▶ **YOUR OBJECTIVE**: Return, word for word, every line that follows.

▶ **RECORDS TO PROCESS**:
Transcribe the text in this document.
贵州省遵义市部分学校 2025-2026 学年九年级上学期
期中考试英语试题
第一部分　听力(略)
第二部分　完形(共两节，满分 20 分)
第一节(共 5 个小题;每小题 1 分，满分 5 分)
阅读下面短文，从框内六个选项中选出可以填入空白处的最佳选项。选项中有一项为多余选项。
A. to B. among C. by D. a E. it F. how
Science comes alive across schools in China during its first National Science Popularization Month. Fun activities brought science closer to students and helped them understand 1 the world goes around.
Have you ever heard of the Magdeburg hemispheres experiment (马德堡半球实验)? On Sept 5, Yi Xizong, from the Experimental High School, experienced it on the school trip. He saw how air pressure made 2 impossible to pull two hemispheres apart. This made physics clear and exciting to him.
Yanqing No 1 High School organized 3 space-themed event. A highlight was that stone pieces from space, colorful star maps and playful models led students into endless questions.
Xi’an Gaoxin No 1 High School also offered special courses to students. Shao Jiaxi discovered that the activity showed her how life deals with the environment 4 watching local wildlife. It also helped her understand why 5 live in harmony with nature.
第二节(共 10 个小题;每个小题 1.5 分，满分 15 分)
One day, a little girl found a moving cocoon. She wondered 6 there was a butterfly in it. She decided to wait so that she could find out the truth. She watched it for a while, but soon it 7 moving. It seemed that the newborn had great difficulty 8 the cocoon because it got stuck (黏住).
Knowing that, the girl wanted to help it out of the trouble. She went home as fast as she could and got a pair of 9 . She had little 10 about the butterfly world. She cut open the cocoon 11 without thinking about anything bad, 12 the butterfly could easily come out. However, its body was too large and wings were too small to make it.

▶ **FINISHED TASK**:
Transcribe the text in this document.
贵州省遵义市部分学校 2025-2026 学年九年级上学期
期中考试英语试题
第一部分　听力(略)
第二部分　完形(共两节，满分 20 分)
第一节(共 5 个小题;每小题 1 分，满分 5 分)
阅读下面短文，从框内六个选项中选出可以填入空白处的最佳选项。选项中有一项为多余选项。
A. to B. among C. by D. a E. it F. how
Science comes alive across schools in China during its first National Science Popularization Month. Fun activities brought science closer to students and helped them understand 1 the world goes around.
Have you ever heard of the Magdeburg hemispheres experiment (马德堡半球实验)? On Sept 5, Yi Xizong, from the Experimental High School, experienced it on the school trip. He saw how air pressure made 2 impossible to pull two hemispheres apart. This made physics clear and exciting to him.
Yanqing No 1 High School organized 3 space-themed event. A highlight was that stone pieces from space, colorful star maps and playful models led students into endless questions.
Xi’an Gaoxin No 1 High School also offered special courses to students. Shao Jiaxi discovered that the activity showed her how life deals with the environment 4 watching local wildlife. It also helped her understand why 5 live in harmony with nature.
第二节(共 10 个小题;每个小题 1.5 分，满分 15 分)
One day, a little girl found a moving cocoon. She wondered 6 there was a butterfly in it. She decided to wait so that she could find out the truth. She watched it for a while, but soon it 7 moving. It seemed that the newborn had great difficulty 8 the cocoon because it got stuck (黏住).
Knowing that, the girl wanted to help it out of the trouble. She went home as fast as she could and got a pair of 9 . She had little 10 about the butterfly world. She cut open the cocoon 11 without thinking about anything bad, 12 the butterfly could easily come out. However, its body was too large and wings were too small to make it.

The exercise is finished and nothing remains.